INPUT:
-.-.-
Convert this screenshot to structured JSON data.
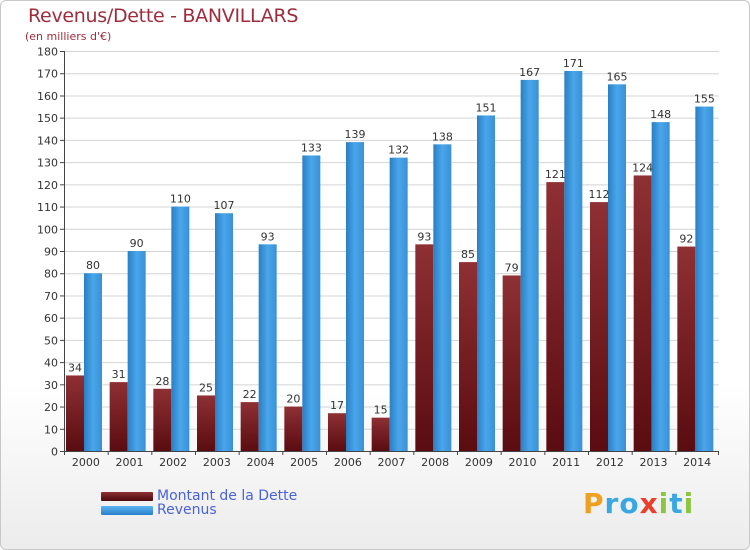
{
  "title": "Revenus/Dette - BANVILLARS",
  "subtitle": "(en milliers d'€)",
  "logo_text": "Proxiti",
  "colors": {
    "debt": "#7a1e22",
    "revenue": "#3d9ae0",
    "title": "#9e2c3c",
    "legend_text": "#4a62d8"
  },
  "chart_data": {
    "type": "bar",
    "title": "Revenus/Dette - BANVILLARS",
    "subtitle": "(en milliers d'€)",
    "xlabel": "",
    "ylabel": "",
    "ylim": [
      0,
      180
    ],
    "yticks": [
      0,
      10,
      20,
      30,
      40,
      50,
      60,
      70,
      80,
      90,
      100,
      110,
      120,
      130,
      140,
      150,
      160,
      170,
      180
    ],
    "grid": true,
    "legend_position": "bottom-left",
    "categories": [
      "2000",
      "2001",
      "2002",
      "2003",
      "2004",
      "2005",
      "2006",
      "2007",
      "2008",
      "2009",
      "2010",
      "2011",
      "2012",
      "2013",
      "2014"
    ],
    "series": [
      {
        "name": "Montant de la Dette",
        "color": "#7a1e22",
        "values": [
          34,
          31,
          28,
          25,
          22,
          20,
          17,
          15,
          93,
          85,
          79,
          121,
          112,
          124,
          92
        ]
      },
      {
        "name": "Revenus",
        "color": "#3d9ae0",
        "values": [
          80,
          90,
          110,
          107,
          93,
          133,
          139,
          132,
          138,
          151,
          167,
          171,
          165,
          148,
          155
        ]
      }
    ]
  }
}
-.-.-
SHORT EXERCISE:
From the listing above, copy all lines holding the word "name".

SOLUTION FOR THIS EXERCISE:
        "name": "Montant de la Dette",
        "name": "Revenus",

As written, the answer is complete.